● **Page excerpt**:
────────

The College of Education is the undergraduate and graduate education school of the University of Illinois Urbana-Champaign. It was founded in 1905 and took on its current name in 1918 after previously being known as the School of Education. The college offers undergraduate, graduate, and online programs in areas including elementary education, early childhood education, special education, and Educational Organization and Leadership. It began with six departments; three of them merged and formed the largest department in the college. All departments offer masters and doctoral degrees. However, only two departments offer undergraduate degree programs: Special Education and Curriculum & Instruction. The college also offers 16 online programs. Students seeking an undergraduate degree in the college must meet the minimum graduation requirement set forth by the university. To obtain a certification, students must also meet the requirements of the Council on Teacher Education, a professional educational administration at the University of Illinois. The total enrollment is 1,361 students as of 2015.

Campus

The main building of the College of Education is the Education building, which is located on the south quadrangle of the campus, near the Krannert Art Museum. The Education Building was built in 1964 and designed by the university architectural professor A. Richard Williams.

────────

● **Stored data**:
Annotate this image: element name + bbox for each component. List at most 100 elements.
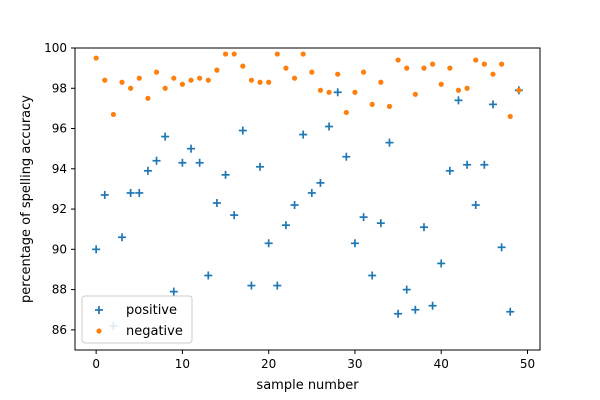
- positive-point: [143, 166, 152, 175]
- positive-point: [394, 309, 403, 318]
- negative-point: [222, 51, 229, 57]
- negative-point: [248, 77, 255, 83]
- negative-point: [162, 85, 168, 91]
- negative-point: [352, 89, 358, 95]
- positive-point: [419, 223, 428, 232]
- legend-plus-marker: [95, 306, 103, 314]
- negative-point: [473, 57, 479, 63]
- negative-point: [378, 79, 384, 85]
- x-tick-label: 10: [175, 357, 190, 371]
- negative-point: [404, 65, 410, 71]
- negative-point: [197, 75, 203, 81]
- positive-point: [402, 285, 411, 294]
- positive-point: [135, 188, 144, 197]
- negative-point: [412, 91, 418, 97]
- positive-point: [299, 130, 308, 139]
- negative-point: [455, 87, 462, 93]
- negative-point: [421, 65, 427, 71]
- negative-point: [499, 61, 505, 67]
- negative-point: [317, 87, 324, 93]
- positive-point: [359, 213, 368, 222]
- positive-point: [281, 221, 290, 230]
- negative-point: [179, 81, 186, 87]
- negative-point: [153, 69, 160, 75]
- positive-point: [247, 281, 256, 290]
- negative-point: [395, 57, 401, 63]
- positive-point: [325, 122, 334, 131]
- positive-point: [256, 162, 265, 171]
- x-tick-label: 40: [434, 357, 449, 371]
- negative-point: [369, 101, 375, 107]
- positive-point: [118, 233, 127, 242]
- positive-point: [454, 96, 463, 105]
- negative-point: [291, 75, 298, 81]
- positive-point: [273, 281, 282, 290]
- y-tick-label: 100: [44, 41, 67, 55]
- negative-point: [257, 79, 263, 85]
- y-tick-label: 96: [52, 122, 67, 136]
- y-tick-label: 98: [52, 81, 67, 95]
- plot-frame: [74, 47, 541, 351]
- negative-point: [214, 67, 220, 73]
- positive-point: [463, 160, 472, 169]
- negative-point: [507, 113, 513, 120]
- negative-point: [429, 61, 436, 67]
- negative-point: [274, 51, 280, 57]
- legend-dot-marker: [96, 328, 102, 334]
- y-tick-label: 90: [52, 242, 67, 256]
- positive-point: [316, 178, 325, 187]
- negative-point: [136, 75, 142, 81]
- negative-point: [326, 89, 332, 95]
- negative-point: [438, 81, 444, 87]
- positive-point: [238, 126, 247, 135]
- positive-point: [290, 201, 299, 210]
- positive-point: [506, 307, 515, 316]
- negative-point: [447, 65, 453, 71]
- positive-point: [264, 239, 273, 248]
- negative-point: [300, 51, 306, 57]
- x-tick-label: 20: [261, 357, 276, 371]
- negative-point: [171, 75, 177, 81]
- negative-point: [93, 55, 99, 61]
- negative-point: [283, 65, 289, 71]
- legend-marker-negative: [96, 328, 102, 334]
- positive-point: [152, 156, 161, 165]
- positive-point: [204, 271, 213, 280]
- negative-point: [309, 69, 315, 75]
- negative-point: [231, 51, 237, 57]
- x-axis-ticks: 0 10 20 30 40 50: [92, 350, 535, 371]
- positive-point: [161, 132, 170, 141]
- positive-point: [169, 287, 178, 296]
- legend-box: [81, 295, 193, 344]
- positive-point: [376, 219, 385, 228]
- positive-point: [471, 201, 480, 210]
- positive-point: [230, 211, 239, 220]
- negative-point: [145, 95, 151, 101]
- positive-point: [411, 305, 420, 314]
- positive-point: [195, 158, 204, 167]
- legend-label-negative: negative: [126, 324, 183, 339]
- negative-point: [386, 103, 393, 109]
- positive-point: [342, 152, 351, 161]
- positive-point: [212, 199, 221, 208]
- positive-point: [445, 166, 454, 175]
- negative-point: [343, 109, 349, 116]
- negative-point: [464, 85, 470, 91]
- positive-point: [385, 138, 394, 147]
- positive-point: [480, 160, 489, 169]
- positive-point: [178, 158, 187, 167]
- negative-point: [360, 69, 367, 75]
- y-tick-label: 88: [52, 283, 67, 297]
- positive-point: [497, 243, 506, 252]
- positive-point: [221, 170, 230, 179]
- y-tick-label: 86: [52, 323, 67, 337]
- negative-point: [516, 87, 522, 93]
- negative-point: [128, 85, 134, 91]
- negative-point: [266, 79, 272, 85]
- positive-point: [126, 188, 135, 197]
- legend-marker-positive: [95, 306, 103, 314]
- positive-point: [92, 245, 101, 254]
- negative-point: [335, 71, 341, 77]
- negative-point: [188, 77, 194, 83]
- positive-point: [437, 259, 446, 268]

────────

● **What is asked**:
**A.** List the program areas that the College of Education passage names for the college.
**B.** Answer these questions from the College of Education passage:
(i) In what year was the college founded?
(ii) Which two departments offer undergraduate degree programs?
(iii) Who designed the Education Building?
**C.** Extend the College of Education passage by writing what comes after its final sentence.
Nothing in the records is needed here.

● **Exercise answers**:
**A.**
Elementary education
Early childhood education
Special education
Educational Organization and Leadership

**B.**
(i) 1905
(ii) Special Education and Curriculum & Instruction
(iii) A. Richard Williams, a university architectural professor

**C.**
The college planned to expand their building to accommodate for the number of growing students. A building model was made representing what would be the new college building. However, the date for this expansion has yet to be confirmed by the college.

Departments
The College of Education began with six departments.

 Curriculum and Instruction
 Special Education
 Educational Psychology
 Human Resource Education
 Education Policy Studies
 Educational Organization and Leadership

The departments of Education Policy Studies, Human Resource Education, and Educational Organization and Leadership merged and became what is known as now the Department of Education Policy, Organization and Leadership.

Curriculum and Instruction
The Department of Curriculum and Instruction prepares students on the issues of teaching, learning, and child development. This department is ranked #5 in the nation, according to U.S. News & World Report.

Special education
The Department of Special Education focuses on the education of students with intellectual and learning disabilities from birth to age 21.

Educational Psychology
The Department of Educational Psychology offers graduate program in the study of how students learn in different educational environments.

Department of Education Policy, Organization and Leadership
The Department of Education Policy, Organization and Leadership offers study mainly on the rules and regulations that governs the proceeding of a learning environment. There are also nine online programs available for on-campus or international students. The department is one of the largest in the college, with over 380 graduate students on campus and 1,800 students enrolled in the on-line programs.

Academic programs

Undergraduate programs
The college offers five undergraduate majors in Learning and Behavior Specialist, Learning and Education Studies, Middle Grades Education, Early Childhood Education, and Elementary Education.

Graduate programs
All six of the college departments offer master's and doctoral degrees to graduate students. Funding for graduate students is limited.

Online programs
The college offers twelve online programs. Students can obtain online master's degree in programs including:

Community College Teaching and Learning
Human Resource Development
Curriculum Technology and Education Reform (CTER)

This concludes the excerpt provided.